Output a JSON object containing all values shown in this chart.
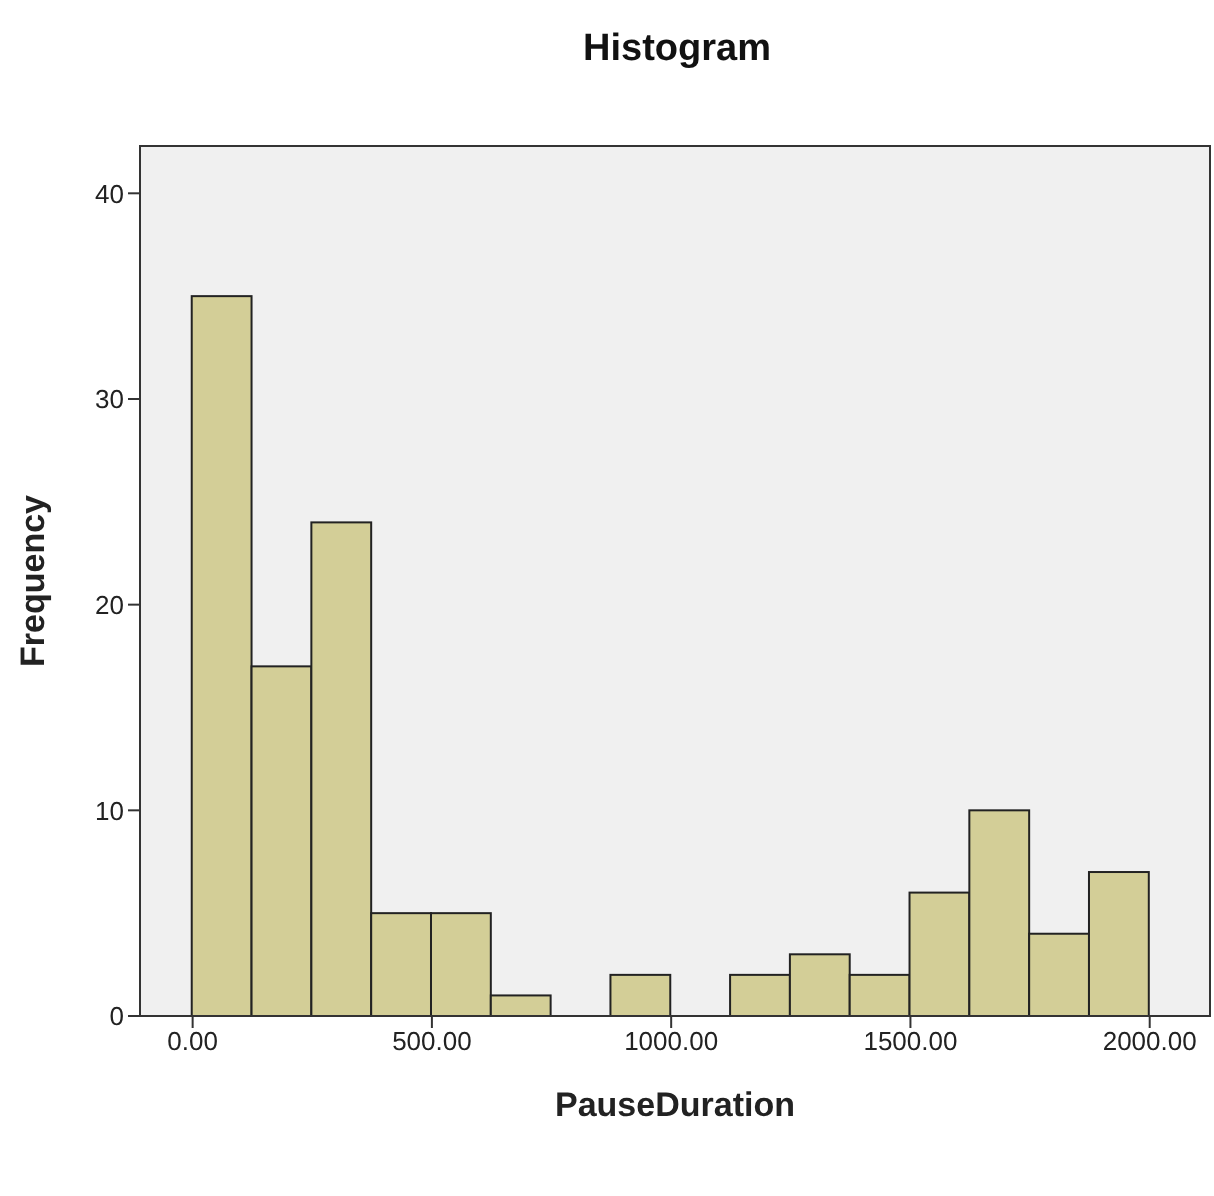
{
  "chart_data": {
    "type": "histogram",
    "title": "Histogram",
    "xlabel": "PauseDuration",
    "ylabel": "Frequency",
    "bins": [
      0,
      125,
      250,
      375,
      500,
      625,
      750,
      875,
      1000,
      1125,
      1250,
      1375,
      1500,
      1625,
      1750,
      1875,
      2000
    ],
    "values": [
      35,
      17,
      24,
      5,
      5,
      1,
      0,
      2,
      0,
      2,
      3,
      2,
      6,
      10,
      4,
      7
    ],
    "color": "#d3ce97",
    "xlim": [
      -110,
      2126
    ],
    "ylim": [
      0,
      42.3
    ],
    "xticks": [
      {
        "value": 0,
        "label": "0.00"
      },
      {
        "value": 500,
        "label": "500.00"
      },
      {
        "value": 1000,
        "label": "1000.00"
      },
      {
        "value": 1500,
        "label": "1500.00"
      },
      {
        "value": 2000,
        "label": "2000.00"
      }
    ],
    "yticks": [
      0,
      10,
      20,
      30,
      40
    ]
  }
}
■ ■ ■ ■ ■ ■ ■
> WHAT YOU NEED TO DO:
Quote the data exactly, leaving every image out of the copy.

> RESPONSE BELOW:
Output a JSON object containing all values shown in this chart.
{
  "chart_data": {
    "type": "histogram",
    "title": "Histogram",
    "xlabel": "PauseDuration",
    "ylabel": "Frequency",
    "bins": [
      0,
      125,
      250,
      375,
      500,
      625,
      750,
      875,
      1000,
      1125,
      1250,
      1375,
      1500,
      1625,
      1750,
      1875,
      2000
    ],
    "values": [
      35,
      17,
      24,
      5,
      5,
      1,
      0,
      2,
      0,
      2,
      3,
      2,
      6,
      10,
      4,
      7
    ],
    "color": "#d3ce97",
    "xlim": [
      -110,
      2126
    ],
    "ylim": [
      0,
      42.3
    ],
    "xticks": [
      {
        "value": 0,
        "label": "0.00"
      },
      {
        "value": 500,
        "label": "500.00"
      },
      {
        "value": 1000,
        "label": "1000.00"
      },
      {
        "value": 1500,
        "label": "1500.00"
      },
      {
        "value": 2000,
        "label": "2000.00"
      }
    ],
    "yticks": [
      0,
      10,
      20,
      30,
      40
    ]
  }
}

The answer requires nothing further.